◆ WHAT NEEDS TO BE DONE: Wherever the string "Pharmaceuticals" occurs in a line of these records, report that line.

= = = =

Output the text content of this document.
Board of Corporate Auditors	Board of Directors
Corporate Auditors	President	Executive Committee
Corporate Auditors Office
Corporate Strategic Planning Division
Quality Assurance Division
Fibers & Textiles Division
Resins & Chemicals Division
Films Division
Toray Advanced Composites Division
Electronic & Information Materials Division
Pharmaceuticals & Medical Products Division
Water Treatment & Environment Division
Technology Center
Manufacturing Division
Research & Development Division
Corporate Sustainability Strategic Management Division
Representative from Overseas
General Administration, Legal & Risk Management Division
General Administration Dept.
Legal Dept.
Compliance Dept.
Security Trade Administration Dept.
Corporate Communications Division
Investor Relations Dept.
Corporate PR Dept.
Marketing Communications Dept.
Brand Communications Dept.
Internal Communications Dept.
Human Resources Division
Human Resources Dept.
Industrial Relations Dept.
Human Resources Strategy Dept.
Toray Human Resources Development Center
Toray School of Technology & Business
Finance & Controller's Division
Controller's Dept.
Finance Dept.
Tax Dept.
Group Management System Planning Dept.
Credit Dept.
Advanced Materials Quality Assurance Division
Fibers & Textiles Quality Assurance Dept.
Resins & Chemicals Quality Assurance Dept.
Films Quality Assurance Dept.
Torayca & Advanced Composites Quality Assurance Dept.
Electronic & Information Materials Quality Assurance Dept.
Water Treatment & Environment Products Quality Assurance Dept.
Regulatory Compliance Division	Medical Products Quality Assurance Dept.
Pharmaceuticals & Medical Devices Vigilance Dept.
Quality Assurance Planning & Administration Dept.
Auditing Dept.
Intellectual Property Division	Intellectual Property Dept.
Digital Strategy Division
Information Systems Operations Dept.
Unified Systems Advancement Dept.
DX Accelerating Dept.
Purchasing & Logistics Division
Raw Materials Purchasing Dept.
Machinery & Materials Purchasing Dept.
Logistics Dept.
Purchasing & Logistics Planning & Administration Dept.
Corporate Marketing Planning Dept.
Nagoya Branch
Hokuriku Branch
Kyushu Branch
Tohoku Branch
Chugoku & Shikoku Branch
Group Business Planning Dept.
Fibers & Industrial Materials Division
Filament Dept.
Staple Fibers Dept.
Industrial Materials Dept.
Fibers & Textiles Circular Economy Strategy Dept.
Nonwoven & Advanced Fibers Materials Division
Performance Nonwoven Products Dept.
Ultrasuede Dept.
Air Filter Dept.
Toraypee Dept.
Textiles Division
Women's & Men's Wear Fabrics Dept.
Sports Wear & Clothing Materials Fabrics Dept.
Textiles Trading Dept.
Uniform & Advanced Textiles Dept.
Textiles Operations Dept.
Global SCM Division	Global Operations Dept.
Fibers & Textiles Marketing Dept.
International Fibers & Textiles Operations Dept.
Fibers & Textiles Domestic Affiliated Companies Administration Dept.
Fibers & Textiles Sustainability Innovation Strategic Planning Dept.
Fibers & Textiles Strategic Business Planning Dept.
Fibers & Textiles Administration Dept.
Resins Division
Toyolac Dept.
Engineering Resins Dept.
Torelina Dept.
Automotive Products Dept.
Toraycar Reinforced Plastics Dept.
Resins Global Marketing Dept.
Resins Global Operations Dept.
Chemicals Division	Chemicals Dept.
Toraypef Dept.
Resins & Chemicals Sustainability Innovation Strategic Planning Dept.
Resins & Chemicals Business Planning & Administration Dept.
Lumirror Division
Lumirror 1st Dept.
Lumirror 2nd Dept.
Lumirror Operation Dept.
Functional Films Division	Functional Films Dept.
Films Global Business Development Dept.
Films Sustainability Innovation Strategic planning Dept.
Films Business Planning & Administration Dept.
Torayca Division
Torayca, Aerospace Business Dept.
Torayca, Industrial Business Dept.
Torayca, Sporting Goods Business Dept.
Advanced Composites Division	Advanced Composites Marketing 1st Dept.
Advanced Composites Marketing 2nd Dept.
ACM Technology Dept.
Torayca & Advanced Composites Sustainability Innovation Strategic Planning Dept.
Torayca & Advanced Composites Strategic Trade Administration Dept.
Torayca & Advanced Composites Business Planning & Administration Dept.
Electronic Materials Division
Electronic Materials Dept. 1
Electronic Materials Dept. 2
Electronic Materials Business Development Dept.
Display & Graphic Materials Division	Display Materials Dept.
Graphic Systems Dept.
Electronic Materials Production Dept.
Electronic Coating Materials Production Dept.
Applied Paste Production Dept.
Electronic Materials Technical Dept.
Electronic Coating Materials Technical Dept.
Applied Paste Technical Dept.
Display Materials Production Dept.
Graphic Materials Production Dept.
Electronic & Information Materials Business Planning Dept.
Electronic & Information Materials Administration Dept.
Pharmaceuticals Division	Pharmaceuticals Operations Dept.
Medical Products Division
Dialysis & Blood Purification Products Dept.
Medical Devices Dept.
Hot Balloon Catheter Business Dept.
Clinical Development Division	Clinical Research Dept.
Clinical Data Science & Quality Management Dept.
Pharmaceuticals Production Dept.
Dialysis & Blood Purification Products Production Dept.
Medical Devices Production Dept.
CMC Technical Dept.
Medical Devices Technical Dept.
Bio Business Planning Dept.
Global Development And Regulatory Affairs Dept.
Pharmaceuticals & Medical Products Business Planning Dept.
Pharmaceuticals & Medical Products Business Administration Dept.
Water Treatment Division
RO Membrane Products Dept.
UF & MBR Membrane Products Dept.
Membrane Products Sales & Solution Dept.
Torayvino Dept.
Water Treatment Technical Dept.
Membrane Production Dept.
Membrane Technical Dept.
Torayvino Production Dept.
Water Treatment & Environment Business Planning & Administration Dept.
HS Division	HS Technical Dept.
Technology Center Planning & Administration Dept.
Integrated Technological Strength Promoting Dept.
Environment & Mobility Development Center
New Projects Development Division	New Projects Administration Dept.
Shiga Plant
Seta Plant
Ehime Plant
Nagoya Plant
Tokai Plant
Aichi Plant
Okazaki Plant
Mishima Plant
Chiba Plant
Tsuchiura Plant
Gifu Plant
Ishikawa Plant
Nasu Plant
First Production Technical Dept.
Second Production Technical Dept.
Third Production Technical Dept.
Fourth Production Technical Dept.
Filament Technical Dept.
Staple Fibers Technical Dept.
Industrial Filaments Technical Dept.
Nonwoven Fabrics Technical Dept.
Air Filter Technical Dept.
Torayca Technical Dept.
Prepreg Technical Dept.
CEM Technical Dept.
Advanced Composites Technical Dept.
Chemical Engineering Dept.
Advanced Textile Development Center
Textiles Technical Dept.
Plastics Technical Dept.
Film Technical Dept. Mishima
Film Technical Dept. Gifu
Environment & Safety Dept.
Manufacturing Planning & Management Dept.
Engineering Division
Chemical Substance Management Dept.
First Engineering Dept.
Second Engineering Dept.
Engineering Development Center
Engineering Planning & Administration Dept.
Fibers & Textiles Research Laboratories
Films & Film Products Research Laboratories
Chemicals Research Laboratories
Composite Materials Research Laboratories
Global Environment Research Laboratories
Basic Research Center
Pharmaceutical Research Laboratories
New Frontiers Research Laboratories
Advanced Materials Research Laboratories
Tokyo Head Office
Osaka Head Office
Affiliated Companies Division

= = = =

◆ SOLUTION:
Pharmaceuticals & Medical Products Division
Pharmaceuticals & Medical Devices Vigilance Dept.
Pharmaceuticals Division	Pharmaceuticals Operations Dept.
Pharmaceuticals Production Dept.
Pharmaceuticals & Medical Products Business Planning Dept.
Pharmaceuticals & Medical Products Business Administration Dept.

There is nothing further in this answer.